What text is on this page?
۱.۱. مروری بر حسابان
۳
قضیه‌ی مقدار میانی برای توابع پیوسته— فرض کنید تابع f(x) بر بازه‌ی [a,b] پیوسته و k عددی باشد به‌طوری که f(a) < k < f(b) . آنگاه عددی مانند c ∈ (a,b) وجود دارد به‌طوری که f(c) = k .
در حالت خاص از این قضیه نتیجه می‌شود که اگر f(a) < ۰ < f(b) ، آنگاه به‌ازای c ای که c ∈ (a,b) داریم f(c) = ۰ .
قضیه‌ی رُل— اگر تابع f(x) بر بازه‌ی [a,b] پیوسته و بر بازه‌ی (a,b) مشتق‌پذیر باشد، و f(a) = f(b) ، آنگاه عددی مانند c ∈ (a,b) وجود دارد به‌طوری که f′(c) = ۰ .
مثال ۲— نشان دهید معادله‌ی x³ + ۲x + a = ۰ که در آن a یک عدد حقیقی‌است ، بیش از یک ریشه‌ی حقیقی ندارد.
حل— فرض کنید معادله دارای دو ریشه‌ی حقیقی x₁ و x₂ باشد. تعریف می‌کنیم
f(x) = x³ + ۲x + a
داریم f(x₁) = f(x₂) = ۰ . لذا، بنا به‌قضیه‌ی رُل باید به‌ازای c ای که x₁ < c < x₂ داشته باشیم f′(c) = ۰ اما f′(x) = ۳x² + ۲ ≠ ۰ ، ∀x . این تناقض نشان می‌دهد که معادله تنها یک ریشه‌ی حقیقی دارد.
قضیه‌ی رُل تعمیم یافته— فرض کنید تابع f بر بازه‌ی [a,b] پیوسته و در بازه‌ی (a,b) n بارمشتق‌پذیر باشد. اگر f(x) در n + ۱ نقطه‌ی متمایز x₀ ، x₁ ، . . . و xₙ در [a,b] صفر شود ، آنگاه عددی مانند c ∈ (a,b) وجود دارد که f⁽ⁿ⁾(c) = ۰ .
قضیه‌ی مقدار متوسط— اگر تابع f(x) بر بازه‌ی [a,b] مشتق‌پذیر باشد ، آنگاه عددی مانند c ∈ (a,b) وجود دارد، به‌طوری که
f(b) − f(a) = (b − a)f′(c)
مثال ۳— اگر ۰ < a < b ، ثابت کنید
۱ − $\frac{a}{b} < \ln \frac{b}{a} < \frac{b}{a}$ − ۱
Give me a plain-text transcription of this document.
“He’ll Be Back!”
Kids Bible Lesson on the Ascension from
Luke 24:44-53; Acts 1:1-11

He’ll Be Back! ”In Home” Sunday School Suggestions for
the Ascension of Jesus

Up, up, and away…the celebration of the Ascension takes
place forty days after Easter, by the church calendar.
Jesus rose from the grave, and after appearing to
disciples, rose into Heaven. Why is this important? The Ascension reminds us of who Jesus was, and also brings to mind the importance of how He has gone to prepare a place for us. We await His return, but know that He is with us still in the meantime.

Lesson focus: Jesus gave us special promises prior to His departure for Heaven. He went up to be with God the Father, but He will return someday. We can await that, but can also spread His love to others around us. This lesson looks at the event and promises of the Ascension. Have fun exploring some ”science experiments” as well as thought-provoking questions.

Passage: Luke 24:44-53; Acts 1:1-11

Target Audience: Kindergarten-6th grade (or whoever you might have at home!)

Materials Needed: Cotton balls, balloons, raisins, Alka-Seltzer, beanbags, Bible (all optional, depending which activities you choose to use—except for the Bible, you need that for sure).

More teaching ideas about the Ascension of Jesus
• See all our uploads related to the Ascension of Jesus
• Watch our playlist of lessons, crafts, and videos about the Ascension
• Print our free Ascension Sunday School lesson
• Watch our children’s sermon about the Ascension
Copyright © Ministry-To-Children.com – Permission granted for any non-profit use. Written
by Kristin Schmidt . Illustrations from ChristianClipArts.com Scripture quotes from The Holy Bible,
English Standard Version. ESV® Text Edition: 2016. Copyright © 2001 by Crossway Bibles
━━━━
Task to complete. Reply with nothing but the number of lines that contain the word "Back".

Task response. 2